*TASK TO COMPLETE*
In the entries below, identify every line with the string "γεγονὸς" and copy it.

Recorded data:
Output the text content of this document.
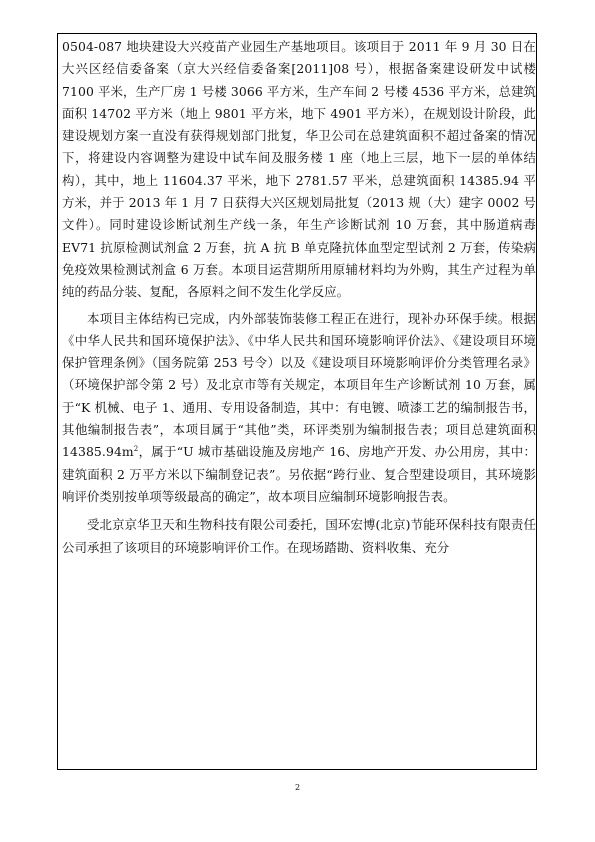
0504-087 地块建设大兴疫苗产业园生产基地项目。该项目于 2011 年 9 月 30 日在大兴区经信委备案（京大兴经信委备案[2011]08 号），根据备案建设研发中试楼 7100 平米，生产厂房 1 号楼 3066 平方米，生产车间 2 号楼 4536 平方米，总建筑面积 14702 平方米（地上 9801 平方米，地下 4901 平方米），在规划设计阶段，此建设规划方案一直没有获得规划部门批复，华卫公司在总建筑面积不超过备案的情况下，将建设内容调整为建设中试车间及服务楼 1 座（地上三层，地下一层的单体结构），其中，地上 11604.37 平米，地下 2781.57 平米，总建筑面积 14385.94 平方米，并于 2013 年 1 月 7 日获得大兴区规划局批复（2013 规（大）建字 0002 号文件）。同时建设诊断试剂生产线一条，年生产诊断试剂 10 万套，其中肠道病毒 EV71 抗原检测试剂盒 2 万套，抗 A 抗 B 单克隆抗体血型定型试剂 2 万套，传染病免疫效果检测试剂盒 6 万套。本项目运营期所用原辅材料均为外购，其生产过程为单纯的药品分装、复配，各原料之间不发生化学反应。

本项目主体结构已完成，内外部装饰装修工程正在进行，现补办环保手续。根据《中华人民共和国环境保护法》、《中华人民共和国环境影响评价法》、《建设项目环境保护管理条例》（国务院第 253 号令）以及《建设项目环境影响评价分类管理名录》（环境保护部令第 2 号）及北京市等有关规定，本项目年生产诊断试剂 10 万套，属于“K 机械、电子 1、通用、专用设备制造，其中：有电镀、喷漆工艺的编制报告书，其他编制报告表”，本项目属于“其他”类，环评类别为编制报告表；项目总建筑面积 $14385.94m^2$，属于“U 城市基础设施及房地产 16、房地产开发、办公用房，其中：建筑面积 2 万平方米以下编制登记表”。另依据“跨行业、复合型建设项目，其环境影响评价类别按单项等级最高的确定”，故本项目应编制环境影响报告表。

受北京京华卫天和生物科技有限公司委托，国环宏博(北京)节能环保科技有限责任公司承担了该项目的环境影响评价工作。在现场踏勘、资料收集、充分

2
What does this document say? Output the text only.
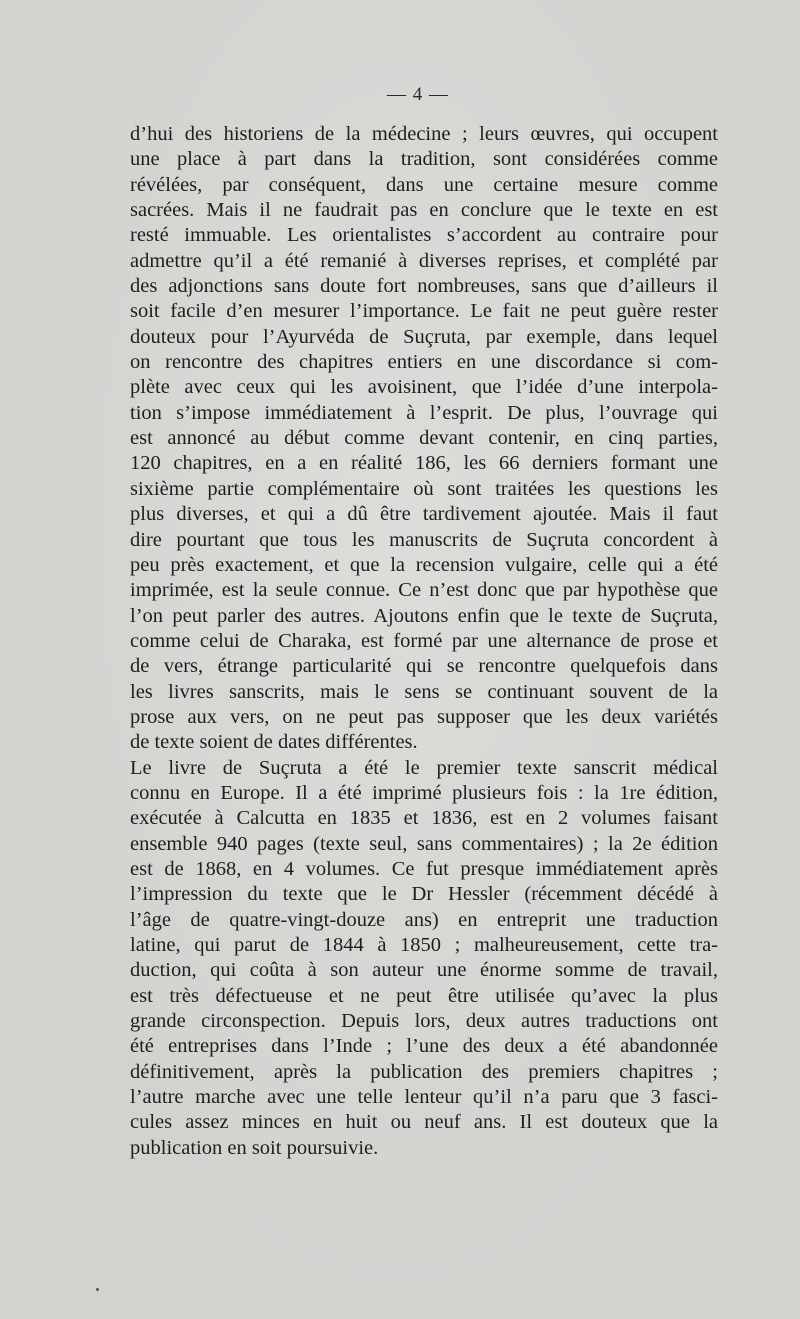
— 4 —
d’hui des historiens de la médecine ; leurs œuvres, qui occupent
une place à part dans la tradition, sont considérées comme
révélées, par conséquent, dans une certaine mesure comme
sacrées. Mais il ne faudrait pas en conclure que le texte en est
resté immuable. Les orientalistes s’accordent au contraire pour
admettre qu’il a été remanié à diverses reprises, et complété par
des adjonctions sans doute fort nombreuses, sans que d’ailleurs il
soit facile d’en mesurer l’importance. Le fait ne peut guère rester
douteux pour l’Ayurvéda de Suçruta, par exemple, dans lequel
on rencontre des chapitres entiers en une discordance si com-
plète avec ceux qui les avoisinent, que l’idée d’une interpola-
tion s’impose immédiatement à l’esprit. De plus, l’ouvrage qui
est annoncé au début comme devant contenir, en cinq parties,
120 chapitres, en a en réalité 186, les 66 derniers formant une
sixième partie complémentaire où sont traitées les questions les
plus diverses, et qui a dû être tardivement ajoutée. Mais il faut
dire pourtant que tous les manuscrits de Suçruta concordent à
peu près exactement, et que la recension vulgaire, celle qui a été
imprimée, est la seule connue. Ce n’est donc que par hypothèse que
l’on peut parler des autres. Ajoutons enfin que le texte de Suçruta,
comme celui de Charaka, est formé par une alternance de prose et
de vers, étrange particularité qui se rencontre quelquefois dans
les livres sanscrits, mais le sens se continuant souvent de la
prose aux vers, on ne peut pas supposer que les deux variétés
de texte soient de dates différentes.
Le livre de Suçruta a été le premier texte sanscrit médical
connu en Europe. Il a été imprimé plusieurs fois : la 1re édition,
exécutée à Calcutta en 1835 et 1836, est en 2 volumes faisant
ensemble 940 pages (texte seul, sans commentaires) ; la 2e édition
est de 1868, en 4 volumes. Ce fut presque immédiatement après
l’impression du texte que le Dr Hessler (récemment décédé à
l’âge de quatre-vingt-douze ans) en entreprit une traduction
latine, qui parut de 1844 à 1850 ; malheureusement, cette tra-
duction, qui coûta à son auteur une énorme somme de travail,
est très défectueuse et ne peut être utilisée qu’avec la plus
grande circonspection. Depuis lors, deux autres traductions ont
été entreprises dans l’Inde ; l’une des deux a été abandonnée
définitivement, après la publication des premiers chapitres ;
l’autre marche avec une telle lenteur qu’il n’a paru que 3 fasci-
cules assez minces en huit ou neuf ans. Il est douteux que la
publication en soit poursuivie.
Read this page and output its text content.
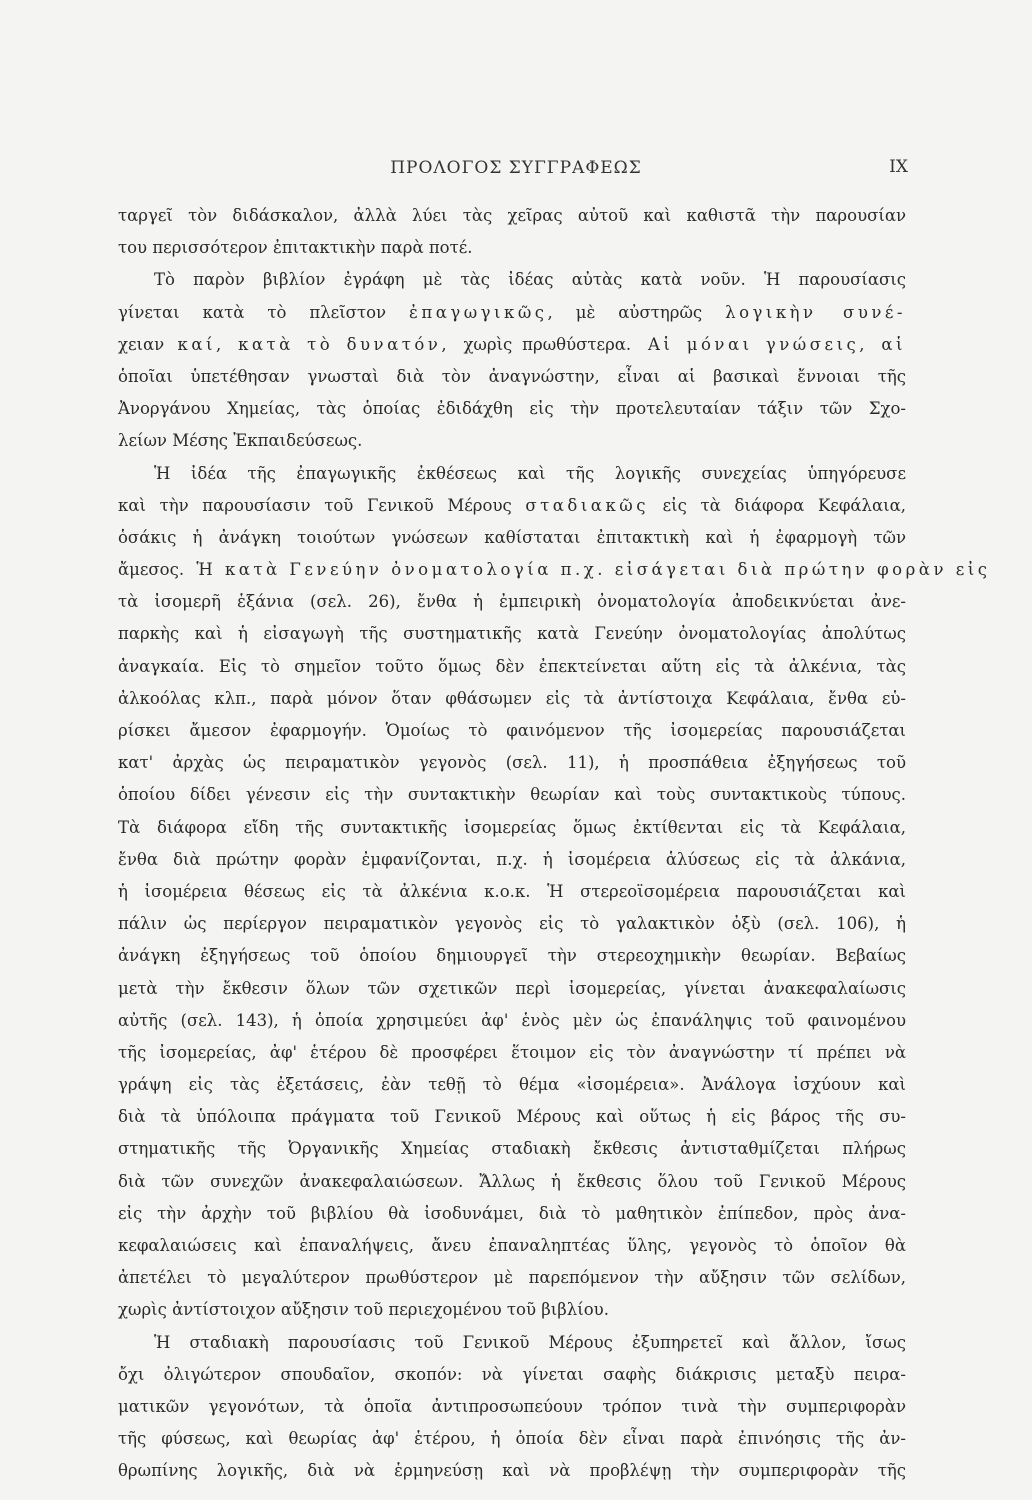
ΠΡΟΛΟΓΟΣ ΣΥΓΓΡΑΦΕΩΣ	IX
ταργεῖ τὸν διδάσκαλον, ἀλλὰ λύει τὰς χεῖρας αὐτοῦ καὶ καθιστᾶ τὴν παρουσίαν
του περισσότερον ἐπιτακτικὴν παρὰ ποτέ.
Τὸ παρὸν βιβλίον ἐγράφη μὲ τὰς ἰδέας αὐτὰς κατὰ νοῦν. Ἡ παρουσίασις
γίνεται κατὰ τὸ πλεῖστον ἐπαγωγικῶς, μὲ αὐστηρῶς λογικὴν συνέ-
χειαν καί, κατὰ τὸ δυνατόν, χωρὶς πρωθύστερα. Αἱ μόναι γνώσεις, αἱ
ὁποῖαι ὑπετέθησαν γνωσταὶ διὰ τὸν ἀναγνώστην, εἶναι αἱ βασικαὶ ἔννοιαι τῆς
Ἀνοργάνου Χημείας, τὰς ὁποίας ἐδιδάχθη εἰς τὴν προτελευταίαν τάξιν τῶν Σχο-
λείων Μέσης Ἐκπαιδεύσεως.
Ἡ ἰδέα τῆς ἐπαγωγικῆς ἐκθέσεως καὶ τῆς λογικῆς συνεχείας ὑπηγόρευσε
καὶ τὴν παρουσίασιν τοῦ Γενικοῦ Μέρους σταδιακῶς εἰς τὰ διάφορα Κεφάλαια,
ὁσάκις ἡ ἀνάγκη τοιούτων γνώσεων καθίσταται ἐπιτακτικὴ καὶ ἡ ἐφαρμογὴ τῶν
ἄμεσος. Ἡ κατὰ Γενεύην ὀνοματολογία π.χ. εἰσάγεται διὰ πρώτην φορὰν εἰς
τὰ ἰσομερῆ ἑξάνια (σελ. 26), ἔνθα ἡ ἐμπειρικὴ ὀνοματολογία ἀποδεικνύεται ἀνε-
παρκὴς καὶ ἡ εἰσαγωγὴ τῆς συστηματικῆς κατὰ Γενεύην ὀνοματολογίας ἀπολύτως
ἀναγκαία. Εἰς τὸ σημεῖον τοῦτο ὅμως δὲν ἐπεκτείνεται αὕτη εἰς τὰ ἀλκένια, τὰς
ἀλκοόλας κλπ., παρὰ μόνον ὅταν φθάσωμεν εἰς τὰ ἀντίστοιχα Κεφάλαια, ἔνθα εὑ-
ρίσκει ἄμεσον ἐφαρμογήν. Ὁμοίως τὸ φαινόμενον τῆς ἰσομερείας παρουσιάζεται
κατ' ἀρχὰς ὡς πειραματικὸν γεγονὸς (σελ. 11), ἡ προσπάθεια ἐξηγήσεως τοῦ
ὁποίου δίδει γένεσιν εἰς τὴν συντακτικὴν θεωρίαν καὶ τοὺς συντακτικοὺς τύπους.
Τὰ διάφορα εἴδη τῆς συντακτικῆς ἰσομερείας ὅμως ἐκτίθενται εἰς τὰ Κεφάλαια,
ἔνθα διὰ πρώτην φορὰν ἐμφανίζονται, π.χ. ἡ ἰσομέρεια ἁλύσεως εἰς τὰ ἀλκάνια,
ἡ ἰσομέρεια θέσεως εἰς τὰ ἀλκένια κ.ο.κ. Ἡ στερεοϊσομέρεια παρουσιάζεται καὶ
πάλιν ὡς περίεργον πειραματικὸν γεγονὸς εἰς τὸ γαλακτικὸν ὀξὺ (σελ. 106), ἡ
ἀνάγκη ἐξηγήσεως τοῦ ὁποίου δημιουργεῖ τὴν στερεοχημικὴν θεωρίαν. Βεβαίως
μετὰ τὴν ἔκθεσιν ὅλων τῶν σχετικῶν περὶ ἰσομερείας, γίνεται ἀνακεφαλαίωσις
αὐτῆς (σελ. 143), ἡ ὁποία χρησιμεύει ἀφ' ἑνὸς μὲν ὡς ἐπανάληψις τοῦ φαινομένου
τῆς ἰσομερείας, ἀφ' ἑτέρου δὲ προσφέρει ἕτοιμον εἰς τὸν ἀναγνώστην τί πρέπει νὰ
γράψη εἰς τὰς ἐξετάσεις, ἐὰν τεθῇ τὸ θέμα «ἰσομέρεια». Ἀνάλογα ἰσχύουν καὶ
διὰ τὰ ὑπόλοιπα πράγματα τοῦ Γενικοῦ Μέρους καὶ οὕτως ἡ εἰς βάρος τῆς συ-
στηματικῆς τῆς Ὀργανικῆς Χημείας σταδιακὴ ἔκθεσις ἀντισταθμίζεται πλήρως
διὰ τῶν συνεχῶν ἀνακεφαλαιώσεων. Ἄλλως ἡ ἔκθεσις ὅλου τοῦ Γενικοῦ Μέρους
εἰς τὴν ἀρχὴν τοῦ βιβλίου θὰ ἰσοδυνάμει, διὰ τὸ μαθητικὸν ἐπίπεδον, πρὸς ἀνα-
κεφαλαιώσεις καὶ ἐπαναλήψεις, ἄνευ ἐπαναληπτέας ὕλης, γεγονὸς τὸ ὁποῖον θὰ
ἀπετέλει τὸ μεγαλύτερον πρωθύστερον μὲ παρεπόμενον τὴν αὔξησιν τῶν σελίδων,
χωρὶς ἀντίστοιχον αὔξησιν τοῦ περιεχομένου τοῦ βιβλίου.
Ἡ σταδιακὴ παρουσίασις τοῦ Γενικοῦ Μέρους ἐξυπηρετεῖ καὶ ἄλλον, ἴσως
ὄχι ὀλιγώτερον σπουδαῖον, σκοπόν: νὰ γίνεται σαφὴς διάκρισις μεταξὺ πειρα-
ματικῶν γεγονότων, τὰ ὁποῖα ἀντιπροσωπεύουν τρόπον τινὰ τὴν συμπεριφορὰν
τῆς φύσεως, καὶ θεωρίας ἀφ' ἑτέρου, ἡ ὁποία δὲν εἶναι παρὰ ἐπινόησις τῆς ἀν-
θρωπίνης λογικῆς, διὰ νὰ ἑρμηνεύσῃ καὶ νὰ προβλέψῃ τὴν συμπεριφορὰν τῆς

*SOLUTION FOR THIS EXERCISE*
κατ' ἀρχὰς ὡς πειραματικὸν γεγονὸς (σελ. 11), ἡ προσπάθεια ἐξηγήσεως τοῦ
πάλιν ὡς περίεργον πειραματικὸν γεγονὸς εἰς τὸ γαλακτικὸν ὀξὺ (σελ. 106), ἡ
κεφαλαιώσεις καὶ ἐπαναλήψεις, ἄνευ ἐπαναληπτέας ὕλης, γεγονὸς τὸ ὁποῖον θὰ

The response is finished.